◆ OBJECTIVE: Extract every line that contains the string "indicadas".
•••••
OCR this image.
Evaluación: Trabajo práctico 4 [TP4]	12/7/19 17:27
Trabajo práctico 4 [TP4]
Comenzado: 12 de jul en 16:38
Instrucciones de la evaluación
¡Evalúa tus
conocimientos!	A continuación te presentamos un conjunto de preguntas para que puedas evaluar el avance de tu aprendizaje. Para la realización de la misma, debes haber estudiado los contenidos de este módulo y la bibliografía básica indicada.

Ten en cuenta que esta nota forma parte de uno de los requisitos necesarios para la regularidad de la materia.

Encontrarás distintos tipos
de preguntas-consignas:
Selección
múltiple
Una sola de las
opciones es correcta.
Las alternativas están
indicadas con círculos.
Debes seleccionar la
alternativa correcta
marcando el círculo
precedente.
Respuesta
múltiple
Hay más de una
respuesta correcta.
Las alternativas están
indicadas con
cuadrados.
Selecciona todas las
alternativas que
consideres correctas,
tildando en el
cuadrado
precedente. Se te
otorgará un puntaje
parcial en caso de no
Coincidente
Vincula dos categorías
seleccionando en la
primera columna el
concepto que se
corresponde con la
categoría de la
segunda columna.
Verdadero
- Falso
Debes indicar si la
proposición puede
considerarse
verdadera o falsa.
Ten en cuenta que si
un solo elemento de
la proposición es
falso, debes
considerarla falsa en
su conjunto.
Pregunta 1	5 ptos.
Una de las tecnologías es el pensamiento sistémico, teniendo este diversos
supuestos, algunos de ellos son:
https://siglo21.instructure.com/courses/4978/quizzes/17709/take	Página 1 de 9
•••••
◆ WRITTEN ANSWER:
indicadas con círculos.
indicadas con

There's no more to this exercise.